» **Material provided**:
○ ○ ○
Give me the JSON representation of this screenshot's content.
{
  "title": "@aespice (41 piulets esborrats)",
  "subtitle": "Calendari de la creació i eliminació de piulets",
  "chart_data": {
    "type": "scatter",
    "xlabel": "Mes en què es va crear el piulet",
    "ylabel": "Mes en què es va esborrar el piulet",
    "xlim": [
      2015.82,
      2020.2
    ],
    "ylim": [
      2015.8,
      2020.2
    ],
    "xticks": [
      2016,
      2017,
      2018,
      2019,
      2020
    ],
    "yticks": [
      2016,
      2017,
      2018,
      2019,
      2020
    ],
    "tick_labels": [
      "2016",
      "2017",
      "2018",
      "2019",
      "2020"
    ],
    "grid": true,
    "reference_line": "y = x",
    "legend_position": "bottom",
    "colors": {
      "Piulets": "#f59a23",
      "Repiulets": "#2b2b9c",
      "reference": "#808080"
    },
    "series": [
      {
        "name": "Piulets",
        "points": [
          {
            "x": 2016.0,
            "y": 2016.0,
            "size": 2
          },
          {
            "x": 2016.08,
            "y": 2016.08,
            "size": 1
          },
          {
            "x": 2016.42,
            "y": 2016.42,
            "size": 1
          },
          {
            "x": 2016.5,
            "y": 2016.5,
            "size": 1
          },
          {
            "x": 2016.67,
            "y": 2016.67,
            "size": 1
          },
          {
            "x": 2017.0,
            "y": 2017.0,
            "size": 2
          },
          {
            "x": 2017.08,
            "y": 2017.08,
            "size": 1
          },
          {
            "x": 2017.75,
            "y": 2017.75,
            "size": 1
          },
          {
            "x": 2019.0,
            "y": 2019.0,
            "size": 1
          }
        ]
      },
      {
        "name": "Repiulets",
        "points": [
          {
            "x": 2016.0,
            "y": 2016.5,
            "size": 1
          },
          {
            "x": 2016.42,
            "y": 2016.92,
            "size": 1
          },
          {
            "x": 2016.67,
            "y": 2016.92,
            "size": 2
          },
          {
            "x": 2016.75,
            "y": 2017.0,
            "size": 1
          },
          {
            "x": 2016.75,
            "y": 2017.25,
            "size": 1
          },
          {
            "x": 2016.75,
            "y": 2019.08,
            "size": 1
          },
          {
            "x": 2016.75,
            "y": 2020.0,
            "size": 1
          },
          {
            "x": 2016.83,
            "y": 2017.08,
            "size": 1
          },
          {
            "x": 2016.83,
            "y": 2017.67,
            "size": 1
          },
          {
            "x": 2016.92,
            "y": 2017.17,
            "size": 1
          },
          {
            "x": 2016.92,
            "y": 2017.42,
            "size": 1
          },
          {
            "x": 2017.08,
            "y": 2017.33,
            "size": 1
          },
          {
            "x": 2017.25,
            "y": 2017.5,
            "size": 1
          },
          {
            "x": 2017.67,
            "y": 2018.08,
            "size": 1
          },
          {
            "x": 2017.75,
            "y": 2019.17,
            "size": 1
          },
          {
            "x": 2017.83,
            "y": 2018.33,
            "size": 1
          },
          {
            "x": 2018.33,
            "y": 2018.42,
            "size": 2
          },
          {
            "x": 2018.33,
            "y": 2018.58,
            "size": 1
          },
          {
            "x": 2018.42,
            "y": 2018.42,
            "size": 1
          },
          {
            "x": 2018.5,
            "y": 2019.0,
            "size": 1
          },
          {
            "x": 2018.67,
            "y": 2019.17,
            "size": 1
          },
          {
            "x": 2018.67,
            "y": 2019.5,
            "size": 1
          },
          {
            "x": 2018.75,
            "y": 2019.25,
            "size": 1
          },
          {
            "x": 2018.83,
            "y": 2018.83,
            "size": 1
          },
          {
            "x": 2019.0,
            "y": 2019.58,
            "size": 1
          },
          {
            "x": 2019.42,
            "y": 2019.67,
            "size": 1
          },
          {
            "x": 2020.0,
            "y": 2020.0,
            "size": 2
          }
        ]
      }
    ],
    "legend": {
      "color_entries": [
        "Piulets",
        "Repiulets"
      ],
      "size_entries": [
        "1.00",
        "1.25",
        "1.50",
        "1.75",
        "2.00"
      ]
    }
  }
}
○ ○ ○
Would you restate each of the entries word for word?

» **Full response**:
Give me the JSON representation of this screenshot's content.
{
  "title": "@aespice (41 piulets esborrats)",
  "subtitle": "Calendari de la creació i eliminació de piulets",
  "chart_data": {
    "type": "scatter",
    "xlabel": "Mes en què es va crear el piulet",
    "ylabel": "Mes en què es va esborrar el piulet",
    "xlim": [
      2015.82,
      2020.2
    ],
    "ylim": [
      2015.8,
      2020.2
    ],
    "xticks": [
      2016,
      2017,
      2018,
      2019,
      2020
    ],
    "yticks": [
      2016,
      2017,
      2018,
      2019,
      2020
    ],
    "tick_labels": [
      "2016",
      "2017",
      "2018",
      "2019",
      "2020"
    ],
    "grid": true,
    "reference_line": "y = x",
    "legend_position": "bottom",
    "colors": {
      "Piulets": "#f59a23",
      "Repiulets": "#2b2b9c",
      "reference": "#808080"
    },
    "series": [
      {
        "name": "Piulets",
        "points": [
          {
            "x": 2016.0,
            "y": 2016.0,
            "size": 2
          },
          {
            "x": 2016.08,
            "y": 2016.08,
            "size": 1
          },
          {
            "x": 2016.42,
            "y": 2016.42,
            "size": 1
          },
          {
            "x": 2016.5,
            "y": 2016.5,
            "size": 1
          },
          {
            "x": 2016.67,
            "y": 2016.67,
            "size": 1
          },
          {
            "x": 2017.0,
            "y": 2017.0,
            "size": 2
          },
          {
            "x": 2017.08,
            "y": 2017.08,
            "size": 1
          },
          {
            "x": 2017.75,
            "y": 2017.75,
            "size": 1
          },
          {
            "x": 2019.0,
            "y": 2019.0,
            "size": 1
          }
        ]
      },
      {
        "name": "Repiulets",
        "points": [
          {
            "x": 2016.0,
            "y": 2016.5,
            "size": 1
          },
          {
            "x": 2016.42,
            "y": 2016.92,
            "size": 1
          },
          {
            "x": 2016.67,
            "y": 2016.92,
            "size": 2
          },
          {
            "x": 2016.75,
            "y": 2017.0,
            "size": 1
          },
          {
            "x": 2016.75,
            "y": 2017.25,
            "size": 1
          },
          {
            "x": 2016.75,
            "y": 2019.08,
            "size": 1
          },
          {
            "x": 2016.75,
            "y": 2020.0,
            "size": 1
          },
          {
            "x": 2016.83,
            "y": 2017.08,
            "size": 1
          },
          {
            "x": 2016.83,
            "y": 2017.67,
            "size": 1
          },
          {
            "x": 2016.92,
            "y": 2017.17,
            "size": 1
          },
          {
            "x": 2016.92,
            "y": 2017.42,
            "size": 1
          },
          {
            "x": 2017.08,
            "y": 2017.33,
            "size": 1
          },
          {
            "x": 2017.25,
            "y": 2017.5,
            "size": 1
          },
          {
            "x": 2017.67,
            "y": 2018.08,
            "size": 1
          },
          {
            "x": 2017.75,
            "y": 2019.17,
            "size": 1
          },
          {
            "x": 2017.83,
            "y": 2018.33,
            "size": 1
          },
          {
            "x": 2018.33,
            "y": 2018.42,
            "size": 2
          },
          {
            "x": 2018.33,
            "y": 2018.58,
            "size": 1
          },
          {
            "x": 2018.42,
            "y": 2018.42,
            "size": 1
          },
          {
            "x": 2018.5,
            "y": 2019.0,
            "size": 1
          },
          {
            "x": 2018.67,
            "y": 2019.17,
            "size": 1
          },
          {
            "x": 2018.67,
            "y": 2019.5,
            "size": 1
          },
          {
            "x": 2018.75,
            "y": 2019.25,
            "size": 1
          },
          {
            "x": 2018.83,
            "y": 2018.83,
            "size": 1
          },
          {
            "x": 2019.0,
            "y": 2019.58,
            "size": 1
          },
          {
            "x": 2019.42,
            "y": 2019.67,
            "size": 1
          },
          {
            "x": 2020.0,
            "y": 2020.0,
            "size": 2
          }
        ]
      }
    ],
    "legend": {
      "color_entries": [
        "Piulets",
        "Repiulets"
      ],
      "size_entries": [
        "1.00",
        "1.25",
        "1.50",
        "1.75",
        "2.00"
      ]
    }
  }
}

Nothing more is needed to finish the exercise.